> [Data entries]:
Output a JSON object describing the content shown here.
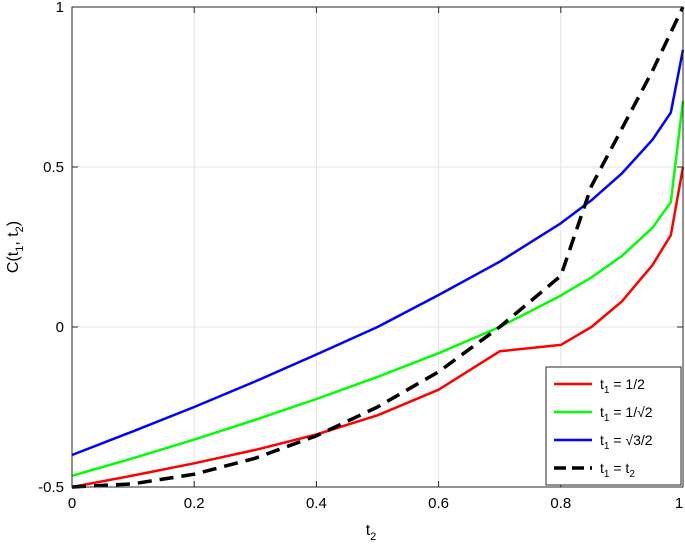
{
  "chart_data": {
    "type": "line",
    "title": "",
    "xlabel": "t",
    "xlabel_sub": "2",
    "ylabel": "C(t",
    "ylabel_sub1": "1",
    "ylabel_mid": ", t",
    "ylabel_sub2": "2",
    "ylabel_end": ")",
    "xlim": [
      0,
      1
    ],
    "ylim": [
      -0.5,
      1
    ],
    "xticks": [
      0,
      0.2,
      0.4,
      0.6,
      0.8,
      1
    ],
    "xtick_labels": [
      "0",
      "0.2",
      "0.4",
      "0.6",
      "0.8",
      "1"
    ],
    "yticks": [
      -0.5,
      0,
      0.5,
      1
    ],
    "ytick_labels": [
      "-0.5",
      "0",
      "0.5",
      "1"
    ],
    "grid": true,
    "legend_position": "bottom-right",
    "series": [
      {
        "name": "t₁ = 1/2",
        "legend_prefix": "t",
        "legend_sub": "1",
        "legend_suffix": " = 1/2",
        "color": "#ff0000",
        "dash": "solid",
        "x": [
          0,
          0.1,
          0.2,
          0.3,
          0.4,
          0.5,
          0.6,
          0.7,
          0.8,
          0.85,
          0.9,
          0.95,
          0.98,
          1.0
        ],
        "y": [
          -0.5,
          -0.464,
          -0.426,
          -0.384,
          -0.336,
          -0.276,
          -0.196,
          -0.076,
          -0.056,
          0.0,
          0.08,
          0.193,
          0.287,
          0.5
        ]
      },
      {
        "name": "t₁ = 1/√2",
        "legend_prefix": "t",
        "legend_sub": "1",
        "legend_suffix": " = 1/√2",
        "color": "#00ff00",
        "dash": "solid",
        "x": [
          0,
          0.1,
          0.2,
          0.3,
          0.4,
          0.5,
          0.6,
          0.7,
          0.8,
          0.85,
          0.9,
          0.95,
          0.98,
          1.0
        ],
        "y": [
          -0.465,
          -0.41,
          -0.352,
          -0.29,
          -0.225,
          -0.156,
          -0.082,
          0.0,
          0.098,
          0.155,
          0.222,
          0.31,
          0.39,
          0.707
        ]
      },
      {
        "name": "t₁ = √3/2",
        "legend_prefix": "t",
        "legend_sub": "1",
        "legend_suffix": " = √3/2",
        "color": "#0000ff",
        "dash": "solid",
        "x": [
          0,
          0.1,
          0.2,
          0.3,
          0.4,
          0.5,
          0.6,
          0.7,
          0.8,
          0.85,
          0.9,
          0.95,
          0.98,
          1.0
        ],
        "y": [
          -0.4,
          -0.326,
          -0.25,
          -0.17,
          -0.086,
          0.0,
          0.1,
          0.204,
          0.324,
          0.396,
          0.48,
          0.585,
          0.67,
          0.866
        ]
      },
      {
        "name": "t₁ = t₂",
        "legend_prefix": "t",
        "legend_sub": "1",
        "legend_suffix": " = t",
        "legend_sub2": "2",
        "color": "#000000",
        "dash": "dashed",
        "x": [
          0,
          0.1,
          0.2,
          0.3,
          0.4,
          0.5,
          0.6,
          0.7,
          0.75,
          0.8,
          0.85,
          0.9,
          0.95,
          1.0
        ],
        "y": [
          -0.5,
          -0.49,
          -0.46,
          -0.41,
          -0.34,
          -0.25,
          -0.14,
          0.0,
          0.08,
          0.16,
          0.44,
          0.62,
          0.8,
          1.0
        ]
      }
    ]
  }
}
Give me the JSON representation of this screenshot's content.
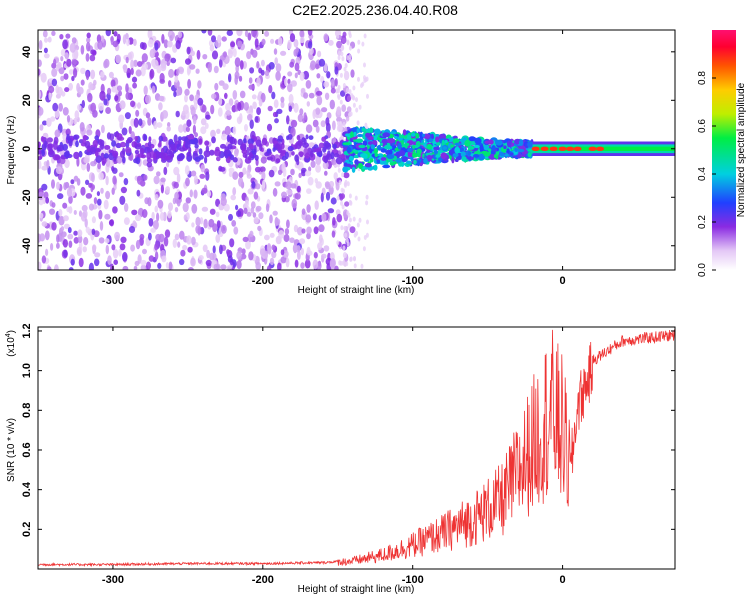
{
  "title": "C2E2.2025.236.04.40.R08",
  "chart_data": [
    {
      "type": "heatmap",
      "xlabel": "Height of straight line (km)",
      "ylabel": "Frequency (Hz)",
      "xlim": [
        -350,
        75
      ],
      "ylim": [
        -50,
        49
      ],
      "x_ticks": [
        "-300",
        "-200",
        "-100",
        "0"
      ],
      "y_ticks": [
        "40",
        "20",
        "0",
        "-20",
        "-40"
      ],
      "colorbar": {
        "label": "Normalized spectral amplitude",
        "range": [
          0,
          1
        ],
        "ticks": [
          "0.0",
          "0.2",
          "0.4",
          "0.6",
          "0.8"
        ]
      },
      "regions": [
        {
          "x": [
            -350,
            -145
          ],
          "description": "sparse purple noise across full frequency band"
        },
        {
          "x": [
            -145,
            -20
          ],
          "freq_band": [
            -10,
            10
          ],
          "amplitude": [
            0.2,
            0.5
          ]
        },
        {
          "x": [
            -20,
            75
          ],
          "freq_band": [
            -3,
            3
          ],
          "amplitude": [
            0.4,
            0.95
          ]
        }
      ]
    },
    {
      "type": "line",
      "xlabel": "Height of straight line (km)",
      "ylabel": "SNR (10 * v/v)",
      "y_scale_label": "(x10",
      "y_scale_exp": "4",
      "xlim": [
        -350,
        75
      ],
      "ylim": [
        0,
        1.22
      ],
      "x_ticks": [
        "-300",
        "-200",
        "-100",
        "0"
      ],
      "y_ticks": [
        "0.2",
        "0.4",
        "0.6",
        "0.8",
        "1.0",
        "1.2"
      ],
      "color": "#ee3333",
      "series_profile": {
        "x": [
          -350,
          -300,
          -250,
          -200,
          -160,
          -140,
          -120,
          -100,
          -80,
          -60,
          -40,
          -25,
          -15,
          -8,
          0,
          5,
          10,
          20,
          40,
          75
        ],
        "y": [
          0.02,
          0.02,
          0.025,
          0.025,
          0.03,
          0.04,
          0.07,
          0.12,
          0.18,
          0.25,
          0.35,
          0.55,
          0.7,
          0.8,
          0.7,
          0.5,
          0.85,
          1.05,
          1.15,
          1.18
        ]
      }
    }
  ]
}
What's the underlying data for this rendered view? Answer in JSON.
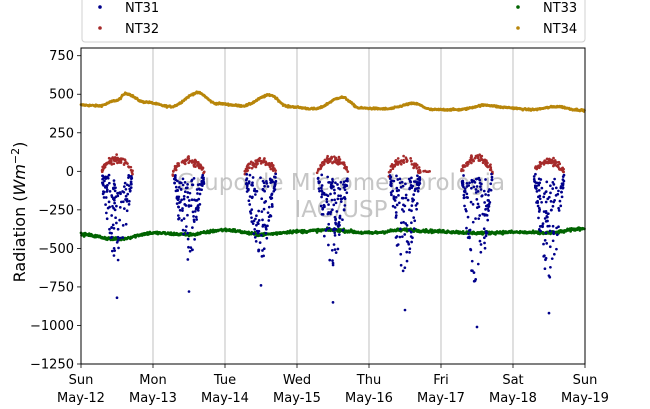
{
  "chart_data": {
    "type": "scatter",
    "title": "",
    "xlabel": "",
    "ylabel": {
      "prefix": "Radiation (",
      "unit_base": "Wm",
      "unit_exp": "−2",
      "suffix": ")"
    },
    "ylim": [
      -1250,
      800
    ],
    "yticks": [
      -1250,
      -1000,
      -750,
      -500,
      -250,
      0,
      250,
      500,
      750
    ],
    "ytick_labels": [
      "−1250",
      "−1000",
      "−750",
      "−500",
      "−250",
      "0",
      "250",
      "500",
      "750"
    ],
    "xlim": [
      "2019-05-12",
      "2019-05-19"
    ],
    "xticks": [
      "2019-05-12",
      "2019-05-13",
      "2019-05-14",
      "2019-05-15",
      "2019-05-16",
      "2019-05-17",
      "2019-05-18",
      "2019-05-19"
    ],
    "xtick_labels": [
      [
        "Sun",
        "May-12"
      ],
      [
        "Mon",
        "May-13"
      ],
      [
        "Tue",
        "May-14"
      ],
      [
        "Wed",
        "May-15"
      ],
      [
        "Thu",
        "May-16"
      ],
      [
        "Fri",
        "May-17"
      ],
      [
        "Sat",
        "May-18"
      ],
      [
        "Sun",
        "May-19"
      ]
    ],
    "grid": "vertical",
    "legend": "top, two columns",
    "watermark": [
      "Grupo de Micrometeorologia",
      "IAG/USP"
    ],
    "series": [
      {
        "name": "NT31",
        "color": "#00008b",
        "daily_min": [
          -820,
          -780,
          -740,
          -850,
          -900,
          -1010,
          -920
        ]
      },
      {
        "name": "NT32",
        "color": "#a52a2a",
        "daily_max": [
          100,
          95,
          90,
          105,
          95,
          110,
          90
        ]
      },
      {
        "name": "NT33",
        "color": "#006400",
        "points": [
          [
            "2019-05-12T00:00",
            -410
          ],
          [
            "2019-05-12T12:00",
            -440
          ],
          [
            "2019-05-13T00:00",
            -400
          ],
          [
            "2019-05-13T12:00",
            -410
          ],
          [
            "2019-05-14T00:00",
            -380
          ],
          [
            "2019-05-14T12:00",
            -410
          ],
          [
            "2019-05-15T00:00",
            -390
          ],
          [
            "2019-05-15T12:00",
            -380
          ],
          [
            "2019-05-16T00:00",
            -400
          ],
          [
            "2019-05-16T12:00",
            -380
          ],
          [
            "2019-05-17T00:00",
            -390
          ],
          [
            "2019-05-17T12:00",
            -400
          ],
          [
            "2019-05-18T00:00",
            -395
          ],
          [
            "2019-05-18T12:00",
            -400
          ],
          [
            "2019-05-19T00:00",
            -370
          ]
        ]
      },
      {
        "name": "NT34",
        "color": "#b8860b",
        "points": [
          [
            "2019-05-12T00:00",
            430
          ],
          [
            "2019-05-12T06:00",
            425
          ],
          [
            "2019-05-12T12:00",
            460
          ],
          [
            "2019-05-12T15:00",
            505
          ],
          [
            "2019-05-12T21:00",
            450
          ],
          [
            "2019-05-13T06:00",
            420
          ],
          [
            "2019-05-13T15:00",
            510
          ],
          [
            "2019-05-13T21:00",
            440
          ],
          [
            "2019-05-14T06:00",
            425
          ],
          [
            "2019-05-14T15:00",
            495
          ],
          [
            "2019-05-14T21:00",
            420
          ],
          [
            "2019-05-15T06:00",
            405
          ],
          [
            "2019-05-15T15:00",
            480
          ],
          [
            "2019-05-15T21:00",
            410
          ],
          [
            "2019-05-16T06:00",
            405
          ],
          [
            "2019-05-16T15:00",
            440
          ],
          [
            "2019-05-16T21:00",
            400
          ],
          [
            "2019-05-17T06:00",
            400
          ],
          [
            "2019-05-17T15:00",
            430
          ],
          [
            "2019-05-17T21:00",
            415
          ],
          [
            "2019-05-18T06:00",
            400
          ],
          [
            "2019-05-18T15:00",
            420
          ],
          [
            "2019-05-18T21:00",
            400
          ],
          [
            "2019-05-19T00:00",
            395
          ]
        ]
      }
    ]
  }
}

> [Given instruction]:
Looking at the records above, work out how many lines include the string "type". Give the number and nothing else.

> [Solution]:
4